# Document passage
An optional footbar capture is fixed at a superior end of a
modified jump board further capturing a footbar against it within a
footbar capture cavity defined by the footbar capture.
In one form, a load aperture is generally centered at a middle
upper center of a modified jump board and is defined by a tension
notch.
In one form, a pulley fixture is in the form of a pair of spaced
axle blocks.
In one form, a pulley fixture is fixed to a back side of modified
jump board using fasteners for positioning a redirection pulley
thereon. A pulley axle secures the fourth redirection pulley
therebetween positioning it along a central pulley axis.
In one form, a lower generally centered recoil notch on a modified
jump board provides for passage of a recoil tension member.
In one form, a recoil tension member comprises an elastic recoil
cord portion and a non-elastic cord portion.
In one form, a recoil pulley is aligned in generally the same plane
as a recoil bushing. The recoil pulley assists in directing a
recoil tension member through a recoil notch while assuring that
the corresponding recoil tension member is flatly wound and unwound
from the corresponding recoil bushing.
In one form, a free end of a recoil tension member is fixed. A
recoil tension member comprises a non-elastic portion fixed to a
surface of a recoil bushing, and an elastic portion that stretches
during a power stroke by a user thereby storing energy within it
until it uses this stored energy to rewind an elongate resistance
band during a user's return stroke.

# Required actions
A) Transcribe the listing word for word, starting with its first line and ending with the line that contains "328, 405, 343]", with both of those lines included.
B) Pick up the jump board description after its last sentence and keep it going.

Excerpt from a dataset:
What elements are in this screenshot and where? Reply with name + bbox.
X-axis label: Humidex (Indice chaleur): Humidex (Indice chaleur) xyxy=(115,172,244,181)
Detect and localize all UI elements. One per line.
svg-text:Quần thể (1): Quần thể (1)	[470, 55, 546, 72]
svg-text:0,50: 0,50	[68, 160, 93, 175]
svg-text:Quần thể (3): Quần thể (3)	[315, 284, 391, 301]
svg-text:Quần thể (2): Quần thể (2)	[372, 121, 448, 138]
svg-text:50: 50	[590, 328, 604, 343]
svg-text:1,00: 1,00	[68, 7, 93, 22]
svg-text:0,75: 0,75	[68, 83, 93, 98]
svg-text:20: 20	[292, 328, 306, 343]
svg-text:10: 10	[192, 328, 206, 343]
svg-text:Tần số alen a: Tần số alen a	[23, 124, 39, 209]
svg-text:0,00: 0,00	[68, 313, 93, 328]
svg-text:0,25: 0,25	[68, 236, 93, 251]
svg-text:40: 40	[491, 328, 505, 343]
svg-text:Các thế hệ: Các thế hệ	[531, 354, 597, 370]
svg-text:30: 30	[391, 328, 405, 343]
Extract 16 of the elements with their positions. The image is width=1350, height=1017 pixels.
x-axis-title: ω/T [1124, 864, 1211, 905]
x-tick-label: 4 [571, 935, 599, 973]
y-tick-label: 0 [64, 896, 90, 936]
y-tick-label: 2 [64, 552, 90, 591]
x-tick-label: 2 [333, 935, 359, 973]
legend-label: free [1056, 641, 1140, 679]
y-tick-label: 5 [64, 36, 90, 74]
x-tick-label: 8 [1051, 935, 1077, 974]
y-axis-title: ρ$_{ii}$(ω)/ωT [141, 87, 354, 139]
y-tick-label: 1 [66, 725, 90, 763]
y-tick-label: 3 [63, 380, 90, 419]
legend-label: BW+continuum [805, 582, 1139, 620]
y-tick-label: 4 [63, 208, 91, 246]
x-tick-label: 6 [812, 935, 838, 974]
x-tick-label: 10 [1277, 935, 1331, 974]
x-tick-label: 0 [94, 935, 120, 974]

# Responses
A)
What elements are in this screenshot and where? Reply with name + bbox.
X-axis label: Humidex (Indice chaleur): Humidex (Indice chaleur) xyxy=(115,172,244,181)
Detect and localize all UI elements. One per line.
svg-text:Quần thể (1): Quần thể (1)	[470, 55, 546, 72]
svg-text:0,50: 0,50	[68, 160, 93, 175]
svg-text:Quần thể (3): Quần thể (3)	[315, 284, 391, 301]
svg-text:Quần thể (2): Quần thể (2)	[372, 121, 448, 138]
svg-text:50: 50	[590, 328, 604, 343]
svg-text:1,00: 1,00	[68, 7, 93, 22]
svg-text:0,75: 0,75	[68, 83, 93, 98]
svg-text:20: 20	[292, 328, 306, 343]
svg-text:10: 10	[192, 328, 206, 343]
svg-text:Tần số alen a: Tần số alen a	[23, 124, 39, 209]
svg-text:0,00: 0,00	[68, 313, 93, 328]
svg-text:0,25: 0,25	[68, 236, 93, 251]
svg-text:40: 40	[491, 328, 505, 343]
svg-text:Các thế hệ: Các thế hệ	[531, 354, 597, 370]
svg-text:30: 30	[391, 328, 405, 343]

B)
In one form, an elongate resistance band is substantially
non-elastic and is fixed to a drive clutch on one end and
configured to receive forces from a user on an opposed end. These
forces may originate for example from one or more of; a hand/foot
loop, a row bar, a carriage, and other similar devices associated
with the machine that the elongate resistance band is coupled with.
As the elongate resistance band leaves the drive clutch, a clutch
pulley assists in directing the elongate resistance band through a
lower aperture in a front plate while assuring that the
corresponding elongate resistance band is effectively wound and
unwound from the drive clutch. In this manner, the recoil and drive
clutch work synergistically to deliver forces imparted by the user
to a resistor and rewinding the elongate resistance band during the
return stroke.
In one form, during a return stroke, an elongate resistance band is
rewound around a drive clutch by energy previously acquired within
an elastic portion of a recoil tension member during a power
stroke.
In one form, during a power stroke, an elongate resistance band is
unwound from a drive clutch and a recoil tension member is forcibly
wound (stretched) about a recoil bushing simultaneously loading
energy into the recoil tension member needed in the next cycle.
In one form, a user stands on the ground facing force handle in a
low pulley mode. Grasping the force handle, the user then performs
one or more of a squatting and an upper shoulder exercise using RRM
resistance.
In one form, a user stands on the ground facing a force handle in a
high pulley mode. Grasping the force handle, the user pulls
downward on an end of an elongate resistance band during a RRM
power stroke.
In one form, a user's forces during a power stroke are transmitted
from a elongate resistance band extending from a high pulley
through a second end of a moveable carriage.
In one form, one or more transport wheels extend from a transport
fixture secured to one of an RRM's plates. Tilting of a translating
carriage exercise machine rocks the machine on the one or more
transport wheels providing easy rolling transport until the machine
is lowered and reseated on the floor.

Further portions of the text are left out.